TASK MATERIAL -
^^^^^^^^

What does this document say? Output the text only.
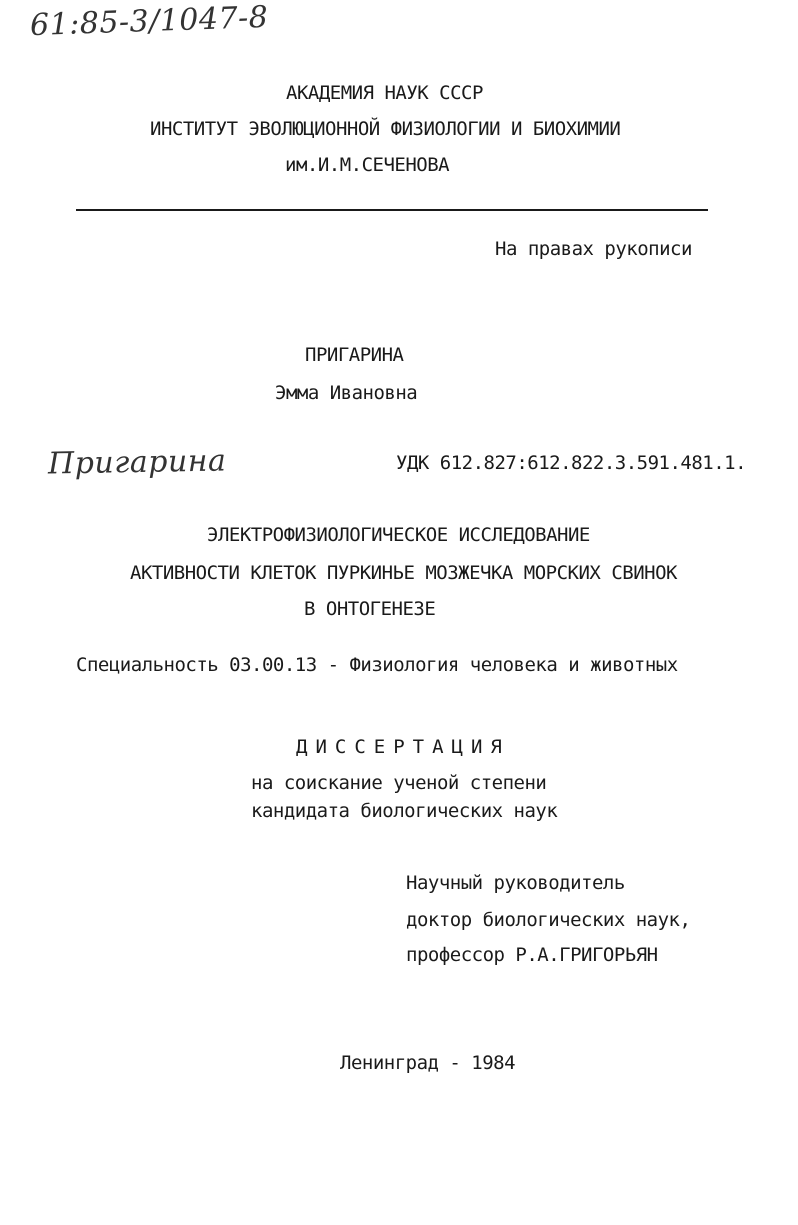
61:85-3/1047-8
АКАДЕМИЯ НАУК СССР
ИНСТИТУТ ЭВОЛЮЦИОННОЙ ФИЗИОЛОГИИ И БИОХИМИИ
им.И.М.СЕЧЕНОВА
На правах рукописи
ПРИГАРИНА
Эмма Ивановна
Пригарина	УДК 612.827:612.822.3.591.481.1.
ЭЛЕКТРОФИЗИОЛОГИЧЕСКОЕ ИССЛЕДОВАНИЕ
АКТИВНОСТИ КЛЕТОК ПУРКИНЬЕ МОЗЖЕЧКА МОРСКИХ СВИНОК
В ОНТОГЕНЕЗЕ
Специальность 03.00.13 - Физиология человека и животных
ДИССЕРТАЦИЯ
на соискание ученой степени
кандидата биологических наук
Научный руководитель
доктор биологических наук,
профессор Р.А.ГРИГОРЬЯН
Ленинград - 1984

^^^^^^^^

Without the pictures, write out all of the material exactly.

What does this document say? Output the text only.
61:85-3/1047-8
АКАДЕМИЯ НАУК СССР
ИНСТИТУТ ЭВОЛЮЦИОННОЙ ФИЗИОЛОГИИ И БИОХИМИИ
им.И.М.СЕЧЕНОВА
На правах рукописи
ПРИГАРИНА
Эмма Ивановна
Пригарина	УДК 612.827:612.822.3.591.481.1.
ЭЛЕКТРОФИЗИОЛОГИЧЕСКОЕ ИССЛЕДОВАНИЕ
АКТИВНОСТИ КЛЕТОК ПУРКИНЬЕ МОЗЖЕЧКА МОРСКИХ СВИНОК
В ОНТОГЕНЕЗЕ
Специальность 03.00.13 - Физиология человека и животных
ДИССЕРТАЦИЯ
на соискание ученой степени
кандидата биологических наук
Научный руководитель
доктор биологических наук,
профессор Р.А.ГРИГОРЬЯН
Ленинград - 1984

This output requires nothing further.